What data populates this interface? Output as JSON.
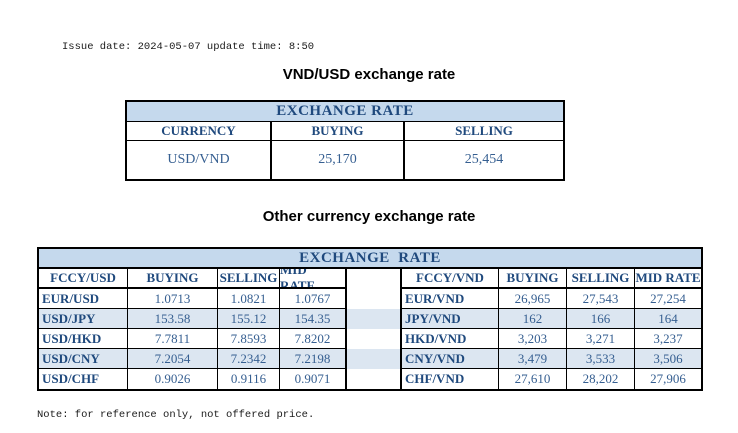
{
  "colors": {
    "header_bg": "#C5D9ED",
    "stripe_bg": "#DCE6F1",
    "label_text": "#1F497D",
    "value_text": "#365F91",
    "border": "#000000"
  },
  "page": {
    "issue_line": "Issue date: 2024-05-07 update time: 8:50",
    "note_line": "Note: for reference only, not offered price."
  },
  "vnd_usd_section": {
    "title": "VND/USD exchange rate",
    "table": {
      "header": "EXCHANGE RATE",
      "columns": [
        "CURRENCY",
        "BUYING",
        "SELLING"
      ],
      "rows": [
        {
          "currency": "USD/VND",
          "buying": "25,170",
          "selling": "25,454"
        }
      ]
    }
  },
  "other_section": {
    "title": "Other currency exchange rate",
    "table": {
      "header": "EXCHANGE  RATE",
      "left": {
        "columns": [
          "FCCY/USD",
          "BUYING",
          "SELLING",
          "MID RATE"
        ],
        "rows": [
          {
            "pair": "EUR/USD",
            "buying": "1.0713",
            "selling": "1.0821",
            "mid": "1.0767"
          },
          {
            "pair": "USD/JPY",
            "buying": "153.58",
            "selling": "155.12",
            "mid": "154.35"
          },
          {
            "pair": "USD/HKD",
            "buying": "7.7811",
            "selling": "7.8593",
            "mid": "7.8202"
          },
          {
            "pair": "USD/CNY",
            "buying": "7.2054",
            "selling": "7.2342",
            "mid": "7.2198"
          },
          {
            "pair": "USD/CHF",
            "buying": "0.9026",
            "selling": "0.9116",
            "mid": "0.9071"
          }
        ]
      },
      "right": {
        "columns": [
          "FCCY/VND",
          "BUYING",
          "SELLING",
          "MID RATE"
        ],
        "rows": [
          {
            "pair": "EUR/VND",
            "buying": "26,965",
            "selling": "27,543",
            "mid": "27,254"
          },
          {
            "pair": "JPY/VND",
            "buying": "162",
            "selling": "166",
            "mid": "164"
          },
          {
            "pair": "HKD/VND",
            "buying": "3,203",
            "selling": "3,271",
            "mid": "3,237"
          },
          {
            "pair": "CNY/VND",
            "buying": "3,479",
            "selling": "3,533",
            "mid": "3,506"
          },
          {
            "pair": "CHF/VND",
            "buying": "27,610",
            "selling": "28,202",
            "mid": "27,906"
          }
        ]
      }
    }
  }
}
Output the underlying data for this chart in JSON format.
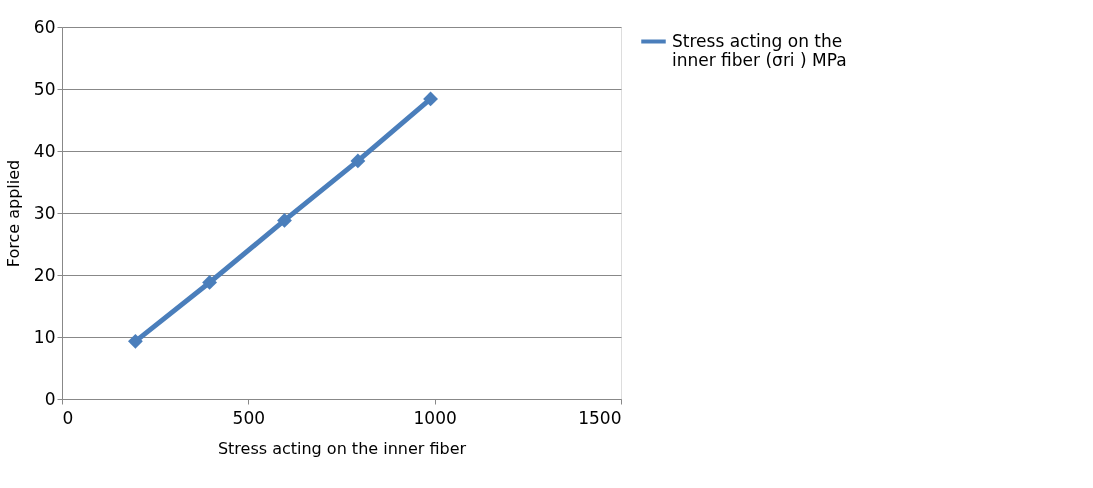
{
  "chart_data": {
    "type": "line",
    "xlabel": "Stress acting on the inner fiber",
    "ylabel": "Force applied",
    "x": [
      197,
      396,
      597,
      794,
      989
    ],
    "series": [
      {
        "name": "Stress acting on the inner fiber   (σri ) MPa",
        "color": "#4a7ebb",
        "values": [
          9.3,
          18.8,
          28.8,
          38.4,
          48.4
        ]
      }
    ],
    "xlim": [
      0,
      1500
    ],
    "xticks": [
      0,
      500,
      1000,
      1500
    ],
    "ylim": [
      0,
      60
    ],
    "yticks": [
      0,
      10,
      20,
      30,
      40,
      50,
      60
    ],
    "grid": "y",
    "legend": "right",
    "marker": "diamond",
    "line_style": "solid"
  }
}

○ ○ ○ ○

**Written task**
Everything from the line containing "Output the underlying" through the last line of the entries is to be output exactly as written, minus any pictures.

**Output**
Output the underlying data for this chart in JSON format.
{
  "chart_data": {
    "type": "line",
    "xlabel": "Stress acting on the inner fiber",
    "ylabel": "Force applied",
    "x": [
      197,
      396,
      597,
      794,
      989
    ],
    "series": [
      {
        "name": "Stress acting on the inner fiber   (σri ) MPa",
        "color": "#4a7ebb",
        "values": [
          9.3,
          18.8,
          28.8,
          38.4,
          48.4
        ]
      }
    ],
    "xlim": [
      0,
      1500
    ],
    "xticks": [
      0,
      500,
      1000,
      1500
    ],
    "ylim": [
      0,
      60
    ],
    "yticks": [
      0,
      10,
      20,
      30,
      40,
      50,
      60
    ],
    "grid": "y",
    "legend": "right",
    "marker": "diamond",
    "line_style": "solid"
  }
}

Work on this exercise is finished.